### [Short task]
Reproduce all of the records exactly.

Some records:

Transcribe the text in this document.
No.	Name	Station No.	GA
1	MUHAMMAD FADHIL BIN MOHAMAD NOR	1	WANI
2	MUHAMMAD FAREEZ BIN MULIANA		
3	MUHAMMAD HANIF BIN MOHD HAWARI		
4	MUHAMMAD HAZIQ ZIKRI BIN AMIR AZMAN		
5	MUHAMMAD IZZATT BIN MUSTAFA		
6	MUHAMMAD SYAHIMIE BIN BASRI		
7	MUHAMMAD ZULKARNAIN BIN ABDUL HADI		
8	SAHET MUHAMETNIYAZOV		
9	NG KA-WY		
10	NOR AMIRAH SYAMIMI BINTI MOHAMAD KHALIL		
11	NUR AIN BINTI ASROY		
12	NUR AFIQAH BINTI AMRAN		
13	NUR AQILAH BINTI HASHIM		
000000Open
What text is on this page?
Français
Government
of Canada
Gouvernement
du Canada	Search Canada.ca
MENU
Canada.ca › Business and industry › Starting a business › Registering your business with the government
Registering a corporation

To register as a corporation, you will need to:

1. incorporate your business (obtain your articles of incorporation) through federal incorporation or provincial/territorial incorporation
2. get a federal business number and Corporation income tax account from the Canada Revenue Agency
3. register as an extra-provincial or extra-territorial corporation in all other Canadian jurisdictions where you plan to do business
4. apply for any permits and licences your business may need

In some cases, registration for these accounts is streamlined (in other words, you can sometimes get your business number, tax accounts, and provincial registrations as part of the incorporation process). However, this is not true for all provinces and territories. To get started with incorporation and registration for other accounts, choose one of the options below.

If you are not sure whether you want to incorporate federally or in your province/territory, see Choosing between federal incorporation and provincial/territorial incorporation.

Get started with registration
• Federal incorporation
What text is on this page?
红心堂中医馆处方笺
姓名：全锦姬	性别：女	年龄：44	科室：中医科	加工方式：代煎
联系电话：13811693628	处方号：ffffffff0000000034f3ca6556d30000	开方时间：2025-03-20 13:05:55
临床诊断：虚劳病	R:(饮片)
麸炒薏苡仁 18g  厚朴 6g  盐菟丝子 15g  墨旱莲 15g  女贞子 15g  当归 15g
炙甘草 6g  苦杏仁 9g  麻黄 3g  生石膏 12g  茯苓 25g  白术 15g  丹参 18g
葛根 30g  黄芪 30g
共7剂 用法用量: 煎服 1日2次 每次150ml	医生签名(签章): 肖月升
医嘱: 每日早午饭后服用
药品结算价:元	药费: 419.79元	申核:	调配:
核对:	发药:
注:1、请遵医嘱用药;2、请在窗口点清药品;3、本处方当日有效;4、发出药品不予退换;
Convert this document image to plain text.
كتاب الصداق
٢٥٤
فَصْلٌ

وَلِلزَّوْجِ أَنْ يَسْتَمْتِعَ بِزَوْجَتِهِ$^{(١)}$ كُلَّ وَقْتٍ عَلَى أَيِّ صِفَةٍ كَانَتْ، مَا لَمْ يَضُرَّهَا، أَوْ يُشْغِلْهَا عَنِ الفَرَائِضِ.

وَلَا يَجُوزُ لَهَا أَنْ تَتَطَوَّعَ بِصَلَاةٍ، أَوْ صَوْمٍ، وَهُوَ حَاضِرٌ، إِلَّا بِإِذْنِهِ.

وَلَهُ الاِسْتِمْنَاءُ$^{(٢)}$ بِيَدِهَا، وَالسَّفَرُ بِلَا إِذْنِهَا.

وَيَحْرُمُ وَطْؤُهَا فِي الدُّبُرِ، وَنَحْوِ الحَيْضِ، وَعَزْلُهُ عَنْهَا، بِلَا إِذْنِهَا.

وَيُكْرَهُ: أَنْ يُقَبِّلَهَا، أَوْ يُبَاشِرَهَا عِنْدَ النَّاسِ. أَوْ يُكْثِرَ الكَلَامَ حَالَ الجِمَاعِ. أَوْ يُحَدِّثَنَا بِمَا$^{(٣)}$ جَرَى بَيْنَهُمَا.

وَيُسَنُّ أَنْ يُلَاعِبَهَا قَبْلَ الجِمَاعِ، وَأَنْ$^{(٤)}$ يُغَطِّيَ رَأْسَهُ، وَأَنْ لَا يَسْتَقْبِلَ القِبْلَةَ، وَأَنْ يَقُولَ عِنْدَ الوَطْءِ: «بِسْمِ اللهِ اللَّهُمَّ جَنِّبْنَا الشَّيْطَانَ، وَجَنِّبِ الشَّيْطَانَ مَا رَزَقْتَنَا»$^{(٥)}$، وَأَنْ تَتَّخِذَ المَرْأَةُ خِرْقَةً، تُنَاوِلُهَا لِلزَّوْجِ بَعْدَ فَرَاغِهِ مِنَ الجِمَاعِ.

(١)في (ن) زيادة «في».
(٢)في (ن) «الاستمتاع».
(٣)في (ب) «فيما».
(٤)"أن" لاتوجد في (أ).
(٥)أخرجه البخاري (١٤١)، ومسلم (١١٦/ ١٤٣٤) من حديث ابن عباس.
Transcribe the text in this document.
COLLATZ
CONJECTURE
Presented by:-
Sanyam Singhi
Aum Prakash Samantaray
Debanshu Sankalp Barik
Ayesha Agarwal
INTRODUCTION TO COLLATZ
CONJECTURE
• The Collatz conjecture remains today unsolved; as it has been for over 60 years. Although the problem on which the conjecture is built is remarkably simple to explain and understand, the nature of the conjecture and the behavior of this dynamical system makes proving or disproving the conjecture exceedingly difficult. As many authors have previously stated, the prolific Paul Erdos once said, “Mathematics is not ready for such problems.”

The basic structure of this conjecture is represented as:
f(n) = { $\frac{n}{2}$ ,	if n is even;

### [Output below]
Transcribe the text in this document.
No.	Name	Station No.	GA
1	MUHAMMAD FADHIL BIN MOHAMAD NOR	1	WANI
2	MUHAMMAD FAREEZ BIN MULIANA		
3	MUHAMMAD HANIF BIN MOHD HAWARI		
4	MUHAMMAD HAZIQ ZIKRI BIN AMIR AZMAN		
5	MUHAMMAD IZZATT BIN MUSTAFA		
6	MUHAMMAD SYAHIMIE BIN BASRI		
7	MUHAMMAD ZULKARNAIN BIN ABDUL HADI		
8	SAHET MUHAMETNIYAZOV		
9	NG KA-WY		
10	NOR AMIRAH SYAMIMI BINTI MOHAMAD KHALIL		
11	NUR AIN BINTI ASROY		
12	NUR AFIQAH BINTI AMRAN		
13	NUR AQILAH BINTI HASHIM		
000000Open
What text is on this page?
Français
Government
of Canada
Gouvernement
du Canada	Search Canada.ca
MENU
Canada.ca › Business and industry › Starting a business › Registering your business with the government
Registering a corporation

To register as a corporation, you will need to:

1. incorporate your business (obtain your articles of incorporation) through federal incorporation or provincial/territorial incorporation
2. get a federal business number and Corporation income tax account from the Canada Revenue Agency
3. register as an extra-provincial or extra-territorial corporation in all other Canadian jurisdictions where you plan to do business
4. apply for any permits and licences your business may need

In some cases, registration for these accounts is streamlined (in other words, you can sometimes get your business number, tax accounts, and provincial registrations as part of the incorporation process). However, this is not true for all provinces and territories. To get started with incorporation and registration for other accounts, choose one of the options below.

If you are not sure whether you want to incorporate federally or in your province/territory, see Choosing between federal incorporation and provincial/territorial incorporation.

Get started with registration
• Federal incorporation
What text is on this page?
红心堂中医馆处方笺
姓名：全锦姬	性别：女	年龄：44	科室：中医科	加工方式：代煎
联系电话：13811693628	处方号：ffffffff0000000034f3ca6556d30000	开方时间：2025-03-20 13:05:55
临床诊断：虚劳病	R:(饮片)
麸炒薏苡仁 18g  厚朴 6g  盐菟丝子 15g  墨旱莲 15g  女贞子 15g  当归 15g
炙甘草 6g  苦杏仁 9g  麻黄 3g  生石膏 12g  茯苓 25g  白术 15g  丹参 18g
葛根 30g  黄芪 30g
共7剂 用法用量: 煎服 1日2次 每次150ml	医生签名(签章): 肖月升
医嘱: 每日早午饭后服用
药品结算价:元	药费: 419.79元	申核:	调配:
核对:	发药:
注:1、请遵医嘱用药;2、请在窗口点清药品;3、本处方当日有效;4、发出药品不予退换;
Convert this document image to plain text.
كتاب الصداق
٢٥٤
فَصْلٌ

وَلِلزَّوْجِ أَنْ يَسْتَمْتِعَ بِزَوْجَتِهِ$^{(١)}$ كُلَّ وَقْتٍ عَلَى أَيِّ صِفَةٍ كَانَتْ، مَا لَمْ يَضُرَّهَا، أَوْ يُشْغِلْهَا عَنِ الفَرَائِضِ.

وَلَا يَجُوزُ لَهَا أَنْ تَتَطَوَّعَ بِصَلَاةٍ، أَوْ صَوْمٍ، وَهُوَ حَاضِرٌ، إِلَّا بِإِذْنِهِ.

وَلَهُ الاِسْتِمْنَاءُ$^{(٢)}$ بِيَدِهَا، وَالسَّفَرُ بِلَا إِذْنِهَا.

وَيَحْرُمُ وَطْؤُهَا فِي الدُّبُرِ، وَنَحْوِ الحَيْضِ، وَعَزْلُهُ عَنْهَا، بِلَا إِذْنِهَا.

وَيُكْرَهُ: أَنْ يُقَبِّلَهَا، أَوْ يُبَاشِرَهَا عِنْدَ النَّاسِ. أَوْ يُكْثِرَ الكَلَامَ حَالَ الجِمَاعِ. أَوْ يُحَدِّثَنَا بِمَا$^{(٣)}$ جَرَى بَيْنَهُمَا.

وَيُسَنُّ أَنْ يُلَاعِبَهَا قَبْلَ الجِمَاعِ، وَأَنْ$^{(٤)}$ يُغَطِّيَ رَأْسَهُ، وَأَنْ لَا يَسْتَقْبِلَ القِبْلَةَ، وَأَنْ يَقُولَ عِنْدَ الوَطْءِ: «بِسْمِ اللهِ اللَّهُمَّ جَنِّبْنَا الشَّيْطَانَ، وَجَنِّبِ الشَّيْطَانَ مَا رَزَقْتَنَا»$^{(٥)}$، وَأَنْ تَتَّخِذَ المَرْأَةُ خِرْقَةً، تُنَاوِلُهَا لِلزَّوْجِ بَعْدَ فَرَاغِهِ مِنَ الجِمَاعِ.

(١)في (ن) زيادة «في».
(٢)في (ن) «الاستمتاع».
(٣)في (ب) «فيما».
(٤)"أن" لاتوجد في (أ).
(٥)أخرجه البخاري (١٤١)، ومسلم (١١٦/ ١٤٣٤) من حديث ابن عباس.
Transcribe the text in this document.
COLLATZ
CONJECTURE
Presented by:-
Sanyam Singhi
Aum Prakash Samantaray
Debanshu Sankalp Barik
Ayesha Agarwal
INTRODUCTION TO COLLATZ
CONJECTURE
• The Collatz conjecture remains today unsolved; as it has been for over 60 years. Although the problem on which the conjecture is built is remarkably simple to explain and understand, the nature of the conjecture and the behavior of this dynamical system makes proving or disproving the conjecture exceedingly difficult. As many authors have previously stated, the prolific Paul Erdos once said, “Mathematics is not ready for such problems.”

The basic structure of this conjecture is represented as:
f(n) = { $\frac{n}{2}$ ,	if n is even;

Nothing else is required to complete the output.